[Task directions]
Skip the images and copy each record exactly as written.

Dataset rows about figures:
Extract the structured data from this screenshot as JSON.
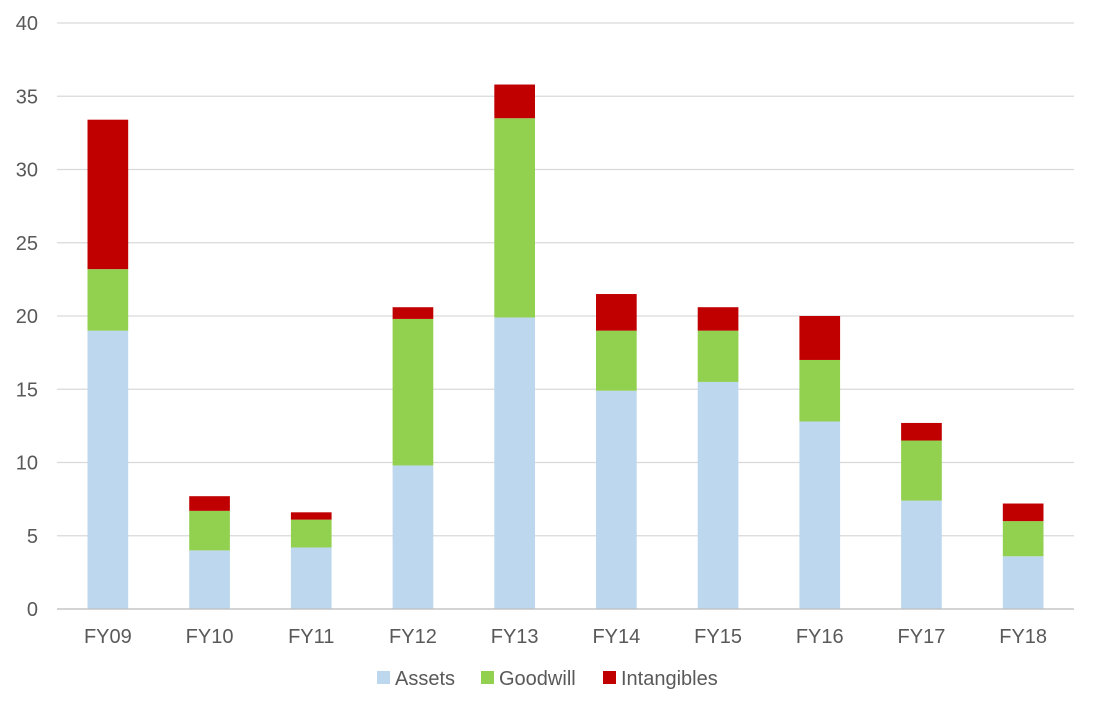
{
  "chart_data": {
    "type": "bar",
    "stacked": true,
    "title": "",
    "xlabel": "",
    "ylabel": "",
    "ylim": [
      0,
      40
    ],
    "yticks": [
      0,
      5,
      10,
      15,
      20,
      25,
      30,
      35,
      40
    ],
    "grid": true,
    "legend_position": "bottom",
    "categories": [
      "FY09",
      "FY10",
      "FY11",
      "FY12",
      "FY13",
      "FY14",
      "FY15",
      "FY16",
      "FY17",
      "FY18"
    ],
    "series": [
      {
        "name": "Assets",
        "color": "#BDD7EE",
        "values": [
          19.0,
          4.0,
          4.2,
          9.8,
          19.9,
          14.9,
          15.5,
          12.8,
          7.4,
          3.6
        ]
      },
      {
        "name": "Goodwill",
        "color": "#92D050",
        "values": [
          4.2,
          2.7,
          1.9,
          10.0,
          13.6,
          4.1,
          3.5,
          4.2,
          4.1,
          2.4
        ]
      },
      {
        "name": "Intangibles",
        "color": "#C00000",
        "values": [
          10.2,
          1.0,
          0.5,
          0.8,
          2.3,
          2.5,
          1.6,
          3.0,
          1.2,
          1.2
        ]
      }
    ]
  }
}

[Worked solution]
Extract the structured data from this screenshot as JSON.
{
  "chart_data": {
    "type": "bar",
    "stacked": true,
    "title": "",
    "xlabel": "",
    "ylabel": "",
    "ylim": [
      0,
      40
    ],
    "yticks": [
      0,
      5,
      10,
      15,
      20,
      25,
      30,
      35,
      40
    ],
    "grid": true,
    "legend_position": "bottom",
    "categories": [
      "FY09",
      "FY10",
      "FY11",
      "FY12",
      "FY13",
      "FY14",
      "FY15",
      "FY16",
      "FY17",
      "FY18"
    ],
    "series": [
      {
        "name": "Assets",
        "color": "#BDD7EE",
        "values": [
          19.0,
          4.0,
          4.2,
          9.8,
          19.9,
          14.9,
          15.5,
          12.8,
          7.4,
          3.6
        ]
      },
      {
        "name": "Goodwill",
        "color": "#92D050",
        "values": [
          4.2,
          2.7,
          1.9,
          10.0,
          13.6,
          4.1,
          3.5,
          4.2,
          4.1,
          2.4
        ]
      },
      {
        "name": "Intangibles",
        "color": "#C00000",
        "values": [
          10.2,
          1.0,
          0.5,
          0.8,
          2.3,
          2.5,
          1.6,
          3.0,
          1.2,
          1.2
        ]
      }
    ]
  }
}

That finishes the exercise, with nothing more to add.